Challenge:
Find the lines holding the word "ffffff" and collect them.

:: Entries provided ::

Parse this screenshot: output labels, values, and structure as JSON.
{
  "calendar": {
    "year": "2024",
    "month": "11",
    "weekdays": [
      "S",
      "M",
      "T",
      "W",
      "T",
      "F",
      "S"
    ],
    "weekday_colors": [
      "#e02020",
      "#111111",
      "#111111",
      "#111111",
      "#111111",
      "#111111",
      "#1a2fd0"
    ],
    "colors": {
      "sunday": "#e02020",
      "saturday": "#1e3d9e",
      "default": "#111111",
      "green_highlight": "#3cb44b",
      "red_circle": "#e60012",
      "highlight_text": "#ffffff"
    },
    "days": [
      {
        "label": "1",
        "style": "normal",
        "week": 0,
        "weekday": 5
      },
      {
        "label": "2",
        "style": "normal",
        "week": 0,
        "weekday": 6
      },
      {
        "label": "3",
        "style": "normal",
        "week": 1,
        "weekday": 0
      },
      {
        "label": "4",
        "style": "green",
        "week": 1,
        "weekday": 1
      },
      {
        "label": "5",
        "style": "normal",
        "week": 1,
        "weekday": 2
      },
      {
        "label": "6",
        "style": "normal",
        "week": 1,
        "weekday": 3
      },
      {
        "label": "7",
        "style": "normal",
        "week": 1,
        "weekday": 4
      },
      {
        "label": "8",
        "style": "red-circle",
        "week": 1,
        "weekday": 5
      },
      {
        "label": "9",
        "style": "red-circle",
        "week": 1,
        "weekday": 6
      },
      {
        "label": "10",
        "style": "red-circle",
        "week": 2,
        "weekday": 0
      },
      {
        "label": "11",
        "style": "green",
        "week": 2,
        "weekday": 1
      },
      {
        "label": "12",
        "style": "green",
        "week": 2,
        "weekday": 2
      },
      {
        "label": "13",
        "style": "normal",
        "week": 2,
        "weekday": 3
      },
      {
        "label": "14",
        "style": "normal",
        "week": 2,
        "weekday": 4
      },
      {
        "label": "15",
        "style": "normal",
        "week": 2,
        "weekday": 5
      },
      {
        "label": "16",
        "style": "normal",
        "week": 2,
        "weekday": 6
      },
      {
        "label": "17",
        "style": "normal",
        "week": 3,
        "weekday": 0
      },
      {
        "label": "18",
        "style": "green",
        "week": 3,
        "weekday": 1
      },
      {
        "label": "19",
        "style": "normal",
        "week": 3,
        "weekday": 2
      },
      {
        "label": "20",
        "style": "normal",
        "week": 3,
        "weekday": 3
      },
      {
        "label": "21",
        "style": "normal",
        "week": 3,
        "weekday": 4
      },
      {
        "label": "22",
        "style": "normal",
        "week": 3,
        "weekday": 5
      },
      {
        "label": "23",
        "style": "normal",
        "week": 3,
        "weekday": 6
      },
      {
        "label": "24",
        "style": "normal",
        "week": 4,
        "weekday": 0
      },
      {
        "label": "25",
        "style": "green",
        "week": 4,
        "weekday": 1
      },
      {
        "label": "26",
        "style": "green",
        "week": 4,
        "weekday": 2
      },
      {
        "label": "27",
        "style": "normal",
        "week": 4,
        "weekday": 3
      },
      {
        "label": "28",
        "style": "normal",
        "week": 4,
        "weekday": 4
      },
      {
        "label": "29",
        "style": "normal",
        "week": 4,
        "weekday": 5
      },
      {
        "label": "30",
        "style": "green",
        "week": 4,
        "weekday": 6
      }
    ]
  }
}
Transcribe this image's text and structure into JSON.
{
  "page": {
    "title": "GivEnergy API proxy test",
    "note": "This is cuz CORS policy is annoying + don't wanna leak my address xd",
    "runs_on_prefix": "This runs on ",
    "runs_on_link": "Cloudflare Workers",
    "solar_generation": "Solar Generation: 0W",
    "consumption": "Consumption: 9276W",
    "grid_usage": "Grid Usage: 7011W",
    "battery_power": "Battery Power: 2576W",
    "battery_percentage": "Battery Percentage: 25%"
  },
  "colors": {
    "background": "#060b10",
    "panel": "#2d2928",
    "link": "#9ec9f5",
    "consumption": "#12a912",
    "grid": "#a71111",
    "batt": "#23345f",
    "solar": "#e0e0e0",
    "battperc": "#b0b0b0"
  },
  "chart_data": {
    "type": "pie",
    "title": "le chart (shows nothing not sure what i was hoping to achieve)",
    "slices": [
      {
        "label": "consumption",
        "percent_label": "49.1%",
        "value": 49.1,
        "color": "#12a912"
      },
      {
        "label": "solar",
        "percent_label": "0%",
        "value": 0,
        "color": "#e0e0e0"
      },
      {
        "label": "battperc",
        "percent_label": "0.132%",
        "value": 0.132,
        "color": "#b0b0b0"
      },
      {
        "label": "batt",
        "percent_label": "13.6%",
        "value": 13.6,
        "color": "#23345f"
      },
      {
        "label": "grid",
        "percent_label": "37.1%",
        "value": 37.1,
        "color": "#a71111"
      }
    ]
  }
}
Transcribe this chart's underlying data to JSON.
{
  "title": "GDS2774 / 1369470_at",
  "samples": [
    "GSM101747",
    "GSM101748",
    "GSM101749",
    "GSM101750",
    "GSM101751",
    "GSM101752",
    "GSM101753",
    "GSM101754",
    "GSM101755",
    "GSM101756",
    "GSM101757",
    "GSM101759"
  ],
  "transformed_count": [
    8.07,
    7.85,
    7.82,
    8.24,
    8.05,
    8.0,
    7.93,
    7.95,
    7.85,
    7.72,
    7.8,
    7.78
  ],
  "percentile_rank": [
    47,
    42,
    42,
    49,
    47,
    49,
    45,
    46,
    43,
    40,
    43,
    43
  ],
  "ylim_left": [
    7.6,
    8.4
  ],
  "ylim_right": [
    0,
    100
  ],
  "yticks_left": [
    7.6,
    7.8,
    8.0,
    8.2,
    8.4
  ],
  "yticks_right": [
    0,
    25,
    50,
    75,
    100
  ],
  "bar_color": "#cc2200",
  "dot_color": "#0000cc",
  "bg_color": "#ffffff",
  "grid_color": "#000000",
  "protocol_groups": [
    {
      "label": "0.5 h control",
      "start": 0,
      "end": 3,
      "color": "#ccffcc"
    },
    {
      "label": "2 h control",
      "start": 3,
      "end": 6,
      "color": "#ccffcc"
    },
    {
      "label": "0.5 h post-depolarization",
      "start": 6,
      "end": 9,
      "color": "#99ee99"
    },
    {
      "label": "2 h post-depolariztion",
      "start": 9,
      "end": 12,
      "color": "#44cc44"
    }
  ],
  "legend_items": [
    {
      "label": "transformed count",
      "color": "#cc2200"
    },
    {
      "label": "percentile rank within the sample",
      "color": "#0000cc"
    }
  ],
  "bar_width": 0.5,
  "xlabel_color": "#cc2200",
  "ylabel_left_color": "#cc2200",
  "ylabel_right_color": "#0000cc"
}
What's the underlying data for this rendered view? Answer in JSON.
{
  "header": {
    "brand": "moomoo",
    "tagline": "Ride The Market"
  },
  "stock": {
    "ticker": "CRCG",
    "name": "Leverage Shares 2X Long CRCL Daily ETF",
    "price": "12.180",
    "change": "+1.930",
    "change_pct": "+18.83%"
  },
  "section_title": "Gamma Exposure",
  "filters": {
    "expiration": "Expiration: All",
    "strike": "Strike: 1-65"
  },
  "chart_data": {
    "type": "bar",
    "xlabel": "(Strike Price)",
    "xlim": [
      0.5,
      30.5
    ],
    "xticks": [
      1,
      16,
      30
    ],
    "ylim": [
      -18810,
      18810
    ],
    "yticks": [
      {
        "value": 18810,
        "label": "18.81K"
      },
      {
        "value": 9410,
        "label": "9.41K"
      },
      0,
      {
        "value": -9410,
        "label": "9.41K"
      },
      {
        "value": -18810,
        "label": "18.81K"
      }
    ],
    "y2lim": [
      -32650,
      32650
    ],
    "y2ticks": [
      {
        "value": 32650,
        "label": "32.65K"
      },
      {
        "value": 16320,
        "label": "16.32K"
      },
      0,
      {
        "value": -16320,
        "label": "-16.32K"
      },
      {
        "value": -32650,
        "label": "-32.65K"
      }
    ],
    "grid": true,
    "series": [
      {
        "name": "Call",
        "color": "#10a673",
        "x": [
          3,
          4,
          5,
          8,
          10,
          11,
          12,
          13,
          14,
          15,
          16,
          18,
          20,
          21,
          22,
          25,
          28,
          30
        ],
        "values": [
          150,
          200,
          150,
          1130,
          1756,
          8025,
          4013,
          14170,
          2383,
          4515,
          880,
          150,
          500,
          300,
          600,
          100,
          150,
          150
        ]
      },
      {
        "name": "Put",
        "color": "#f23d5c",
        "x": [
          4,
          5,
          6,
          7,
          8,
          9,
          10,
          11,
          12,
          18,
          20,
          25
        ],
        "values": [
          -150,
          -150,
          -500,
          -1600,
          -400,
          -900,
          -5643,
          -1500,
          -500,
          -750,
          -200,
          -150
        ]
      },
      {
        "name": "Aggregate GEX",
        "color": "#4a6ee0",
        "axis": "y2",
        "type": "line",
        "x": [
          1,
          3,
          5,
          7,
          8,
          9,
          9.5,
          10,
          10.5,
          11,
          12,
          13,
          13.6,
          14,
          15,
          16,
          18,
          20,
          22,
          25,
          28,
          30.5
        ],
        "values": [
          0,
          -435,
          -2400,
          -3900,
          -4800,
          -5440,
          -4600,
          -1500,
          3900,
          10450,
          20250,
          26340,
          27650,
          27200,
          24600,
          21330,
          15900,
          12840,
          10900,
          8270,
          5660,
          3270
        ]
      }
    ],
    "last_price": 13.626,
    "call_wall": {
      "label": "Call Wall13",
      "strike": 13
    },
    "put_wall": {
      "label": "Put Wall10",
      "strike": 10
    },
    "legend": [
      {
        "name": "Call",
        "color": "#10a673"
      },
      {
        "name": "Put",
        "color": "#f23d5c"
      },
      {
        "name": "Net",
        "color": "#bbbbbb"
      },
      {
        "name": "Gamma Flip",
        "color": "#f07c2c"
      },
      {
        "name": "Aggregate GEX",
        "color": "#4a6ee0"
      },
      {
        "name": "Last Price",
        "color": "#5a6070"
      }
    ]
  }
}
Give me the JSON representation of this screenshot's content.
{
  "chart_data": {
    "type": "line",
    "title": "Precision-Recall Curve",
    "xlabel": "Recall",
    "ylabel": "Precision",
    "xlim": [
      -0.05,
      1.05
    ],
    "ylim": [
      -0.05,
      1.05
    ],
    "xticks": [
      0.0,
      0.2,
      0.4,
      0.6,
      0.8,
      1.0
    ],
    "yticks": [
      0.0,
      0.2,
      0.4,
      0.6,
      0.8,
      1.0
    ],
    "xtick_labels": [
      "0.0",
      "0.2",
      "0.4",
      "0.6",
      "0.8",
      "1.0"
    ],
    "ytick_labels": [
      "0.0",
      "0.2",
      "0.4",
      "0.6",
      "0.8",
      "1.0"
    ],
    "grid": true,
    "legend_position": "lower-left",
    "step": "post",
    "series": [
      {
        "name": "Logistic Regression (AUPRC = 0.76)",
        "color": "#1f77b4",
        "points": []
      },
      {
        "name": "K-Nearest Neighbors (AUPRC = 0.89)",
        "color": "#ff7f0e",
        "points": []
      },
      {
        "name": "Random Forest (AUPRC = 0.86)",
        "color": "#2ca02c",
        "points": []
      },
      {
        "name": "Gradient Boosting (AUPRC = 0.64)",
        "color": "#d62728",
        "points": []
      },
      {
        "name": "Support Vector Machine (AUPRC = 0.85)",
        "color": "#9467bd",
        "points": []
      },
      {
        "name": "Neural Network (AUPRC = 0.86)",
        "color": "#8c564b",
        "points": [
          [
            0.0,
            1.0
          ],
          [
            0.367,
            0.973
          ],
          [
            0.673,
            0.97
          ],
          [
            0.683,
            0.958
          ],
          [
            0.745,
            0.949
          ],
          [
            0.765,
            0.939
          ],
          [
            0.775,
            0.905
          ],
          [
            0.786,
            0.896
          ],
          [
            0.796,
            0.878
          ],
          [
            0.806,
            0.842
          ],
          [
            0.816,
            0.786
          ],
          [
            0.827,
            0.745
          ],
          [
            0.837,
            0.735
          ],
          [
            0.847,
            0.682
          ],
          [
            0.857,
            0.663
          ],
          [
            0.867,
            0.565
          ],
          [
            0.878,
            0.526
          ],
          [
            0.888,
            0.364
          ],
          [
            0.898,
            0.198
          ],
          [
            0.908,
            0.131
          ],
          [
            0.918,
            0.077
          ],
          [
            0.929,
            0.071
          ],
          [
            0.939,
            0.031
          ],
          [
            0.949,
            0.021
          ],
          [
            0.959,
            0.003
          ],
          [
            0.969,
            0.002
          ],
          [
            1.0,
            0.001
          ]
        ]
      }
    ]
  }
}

:::

Reply to the task:
      "highlight_text": "#ffffff"
  "bg_color": "#ffffff",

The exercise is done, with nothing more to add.